◆ What the exercise asks: Give only the number of lines below that contain the word "가르치신".

━━━━━━━━━━━━━━━━━━━━━━━━━━━━━━

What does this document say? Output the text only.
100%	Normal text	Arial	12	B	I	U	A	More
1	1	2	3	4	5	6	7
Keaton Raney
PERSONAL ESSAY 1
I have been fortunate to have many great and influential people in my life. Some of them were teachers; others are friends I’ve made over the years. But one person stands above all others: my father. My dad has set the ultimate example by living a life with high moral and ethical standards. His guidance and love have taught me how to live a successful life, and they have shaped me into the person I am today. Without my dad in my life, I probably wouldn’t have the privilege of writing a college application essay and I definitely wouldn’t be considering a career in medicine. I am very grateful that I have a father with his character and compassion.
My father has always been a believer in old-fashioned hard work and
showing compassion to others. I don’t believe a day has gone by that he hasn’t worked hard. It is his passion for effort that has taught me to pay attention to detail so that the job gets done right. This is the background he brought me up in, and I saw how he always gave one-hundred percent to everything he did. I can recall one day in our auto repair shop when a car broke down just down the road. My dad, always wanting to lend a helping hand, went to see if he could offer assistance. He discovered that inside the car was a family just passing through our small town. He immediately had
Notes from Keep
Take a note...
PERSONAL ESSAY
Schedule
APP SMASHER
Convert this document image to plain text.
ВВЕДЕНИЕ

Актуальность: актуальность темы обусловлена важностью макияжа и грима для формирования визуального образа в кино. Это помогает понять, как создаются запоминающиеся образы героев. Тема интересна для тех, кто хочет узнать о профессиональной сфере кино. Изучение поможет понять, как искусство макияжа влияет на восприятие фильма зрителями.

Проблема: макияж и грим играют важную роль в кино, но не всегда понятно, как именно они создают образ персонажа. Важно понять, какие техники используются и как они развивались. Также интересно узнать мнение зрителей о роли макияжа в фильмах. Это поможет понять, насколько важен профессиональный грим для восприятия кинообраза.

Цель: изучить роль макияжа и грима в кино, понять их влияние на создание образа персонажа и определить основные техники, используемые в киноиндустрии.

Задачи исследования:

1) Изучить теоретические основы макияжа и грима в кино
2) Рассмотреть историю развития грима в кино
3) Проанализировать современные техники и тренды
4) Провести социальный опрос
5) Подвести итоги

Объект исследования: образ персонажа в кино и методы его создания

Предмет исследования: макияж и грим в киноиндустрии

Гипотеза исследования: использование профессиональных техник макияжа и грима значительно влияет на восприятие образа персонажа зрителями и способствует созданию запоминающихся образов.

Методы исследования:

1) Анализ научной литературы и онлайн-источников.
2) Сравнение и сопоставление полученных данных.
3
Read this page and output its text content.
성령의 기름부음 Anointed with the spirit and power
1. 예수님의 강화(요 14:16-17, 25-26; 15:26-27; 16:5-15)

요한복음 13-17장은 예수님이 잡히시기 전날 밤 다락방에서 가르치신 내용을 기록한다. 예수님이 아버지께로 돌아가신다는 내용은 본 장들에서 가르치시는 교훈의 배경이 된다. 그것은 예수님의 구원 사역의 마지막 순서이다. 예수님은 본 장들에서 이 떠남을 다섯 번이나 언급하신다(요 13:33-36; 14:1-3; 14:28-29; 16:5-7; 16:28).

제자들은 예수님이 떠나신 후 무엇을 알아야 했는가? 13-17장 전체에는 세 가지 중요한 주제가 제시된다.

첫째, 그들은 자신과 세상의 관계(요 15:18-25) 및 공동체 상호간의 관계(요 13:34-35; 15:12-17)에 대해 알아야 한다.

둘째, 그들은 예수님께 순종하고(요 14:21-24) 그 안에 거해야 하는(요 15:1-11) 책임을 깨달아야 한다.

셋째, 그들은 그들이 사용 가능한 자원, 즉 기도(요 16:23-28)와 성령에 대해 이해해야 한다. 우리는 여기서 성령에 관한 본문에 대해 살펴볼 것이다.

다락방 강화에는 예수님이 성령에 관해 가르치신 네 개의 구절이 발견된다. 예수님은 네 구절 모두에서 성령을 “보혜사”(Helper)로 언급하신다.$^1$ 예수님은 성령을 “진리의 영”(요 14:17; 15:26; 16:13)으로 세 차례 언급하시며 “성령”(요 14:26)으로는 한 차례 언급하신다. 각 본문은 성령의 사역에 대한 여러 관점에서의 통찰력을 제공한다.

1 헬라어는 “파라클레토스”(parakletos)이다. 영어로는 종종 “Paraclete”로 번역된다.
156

━━━━━━━━━━━━━━━━━━━━━━━━━━━━━━

◆ Response to the task: 2